(Objective) Report, as a bare number, how many lines of the material below contain the word "ffffff".
— begin Data for this task —
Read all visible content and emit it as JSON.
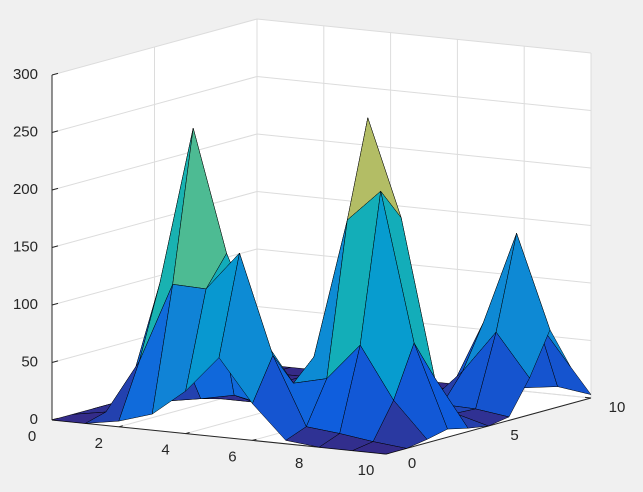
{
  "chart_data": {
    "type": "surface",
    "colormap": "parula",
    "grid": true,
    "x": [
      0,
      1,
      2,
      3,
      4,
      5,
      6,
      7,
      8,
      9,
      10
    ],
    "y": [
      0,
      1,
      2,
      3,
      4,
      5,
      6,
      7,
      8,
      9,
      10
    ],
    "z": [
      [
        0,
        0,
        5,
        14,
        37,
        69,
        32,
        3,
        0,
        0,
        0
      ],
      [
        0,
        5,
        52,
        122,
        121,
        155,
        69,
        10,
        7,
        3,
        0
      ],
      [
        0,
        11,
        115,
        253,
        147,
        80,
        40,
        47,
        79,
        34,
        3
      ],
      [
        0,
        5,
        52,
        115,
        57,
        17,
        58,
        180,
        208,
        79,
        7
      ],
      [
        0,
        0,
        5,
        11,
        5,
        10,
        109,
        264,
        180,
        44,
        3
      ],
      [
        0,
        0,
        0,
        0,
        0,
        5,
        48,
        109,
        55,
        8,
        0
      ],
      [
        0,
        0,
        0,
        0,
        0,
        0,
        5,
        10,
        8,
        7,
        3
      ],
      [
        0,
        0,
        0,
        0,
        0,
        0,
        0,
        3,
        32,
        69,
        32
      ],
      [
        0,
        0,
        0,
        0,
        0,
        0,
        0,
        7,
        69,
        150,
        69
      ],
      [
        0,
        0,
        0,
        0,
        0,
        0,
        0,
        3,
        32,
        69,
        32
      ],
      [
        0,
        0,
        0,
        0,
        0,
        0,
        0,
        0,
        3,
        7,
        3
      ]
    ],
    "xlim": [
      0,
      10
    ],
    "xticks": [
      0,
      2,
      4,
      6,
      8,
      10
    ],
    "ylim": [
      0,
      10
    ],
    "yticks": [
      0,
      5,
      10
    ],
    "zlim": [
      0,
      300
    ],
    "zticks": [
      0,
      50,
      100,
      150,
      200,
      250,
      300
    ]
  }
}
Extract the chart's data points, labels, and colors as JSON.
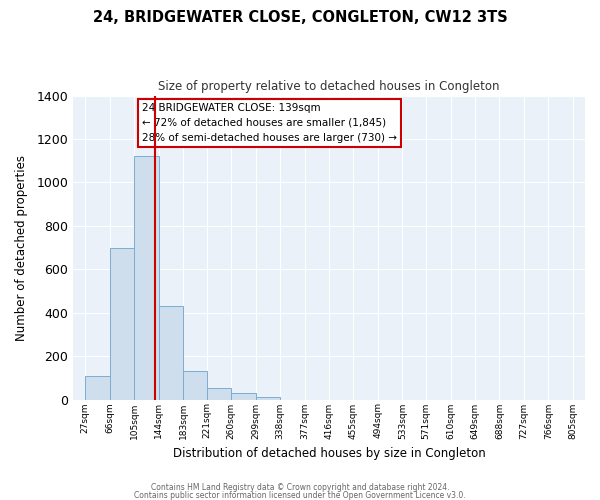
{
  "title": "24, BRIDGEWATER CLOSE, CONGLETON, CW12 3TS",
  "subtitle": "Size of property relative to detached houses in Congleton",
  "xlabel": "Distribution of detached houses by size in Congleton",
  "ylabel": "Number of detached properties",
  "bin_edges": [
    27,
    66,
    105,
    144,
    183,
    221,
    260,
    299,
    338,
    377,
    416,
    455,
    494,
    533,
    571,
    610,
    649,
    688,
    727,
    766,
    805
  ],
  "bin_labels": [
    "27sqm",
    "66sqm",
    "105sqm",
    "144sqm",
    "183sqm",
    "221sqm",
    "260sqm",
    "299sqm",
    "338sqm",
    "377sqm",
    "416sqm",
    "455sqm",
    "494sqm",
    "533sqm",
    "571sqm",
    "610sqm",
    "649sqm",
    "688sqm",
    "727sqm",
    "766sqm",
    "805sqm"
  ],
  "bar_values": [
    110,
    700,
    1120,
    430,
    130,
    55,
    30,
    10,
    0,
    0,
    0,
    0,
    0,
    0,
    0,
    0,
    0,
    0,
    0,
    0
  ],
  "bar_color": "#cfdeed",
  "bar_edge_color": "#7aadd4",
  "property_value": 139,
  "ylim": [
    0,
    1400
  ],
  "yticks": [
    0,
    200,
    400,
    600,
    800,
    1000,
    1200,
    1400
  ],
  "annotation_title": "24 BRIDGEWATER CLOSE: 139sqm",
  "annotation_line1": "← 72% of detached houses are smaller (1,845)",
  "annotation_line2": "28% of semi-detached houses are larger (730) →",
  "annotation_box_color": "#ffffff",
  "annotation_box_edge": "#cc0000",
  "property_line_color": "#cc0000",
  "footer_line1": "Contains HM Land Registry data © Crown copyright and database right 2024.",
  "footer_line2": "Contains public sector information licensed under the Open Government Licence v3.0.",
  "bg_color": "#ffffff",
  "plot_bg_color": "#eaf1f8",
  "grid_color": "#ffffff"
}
— end Data for this task —
(Task output) 3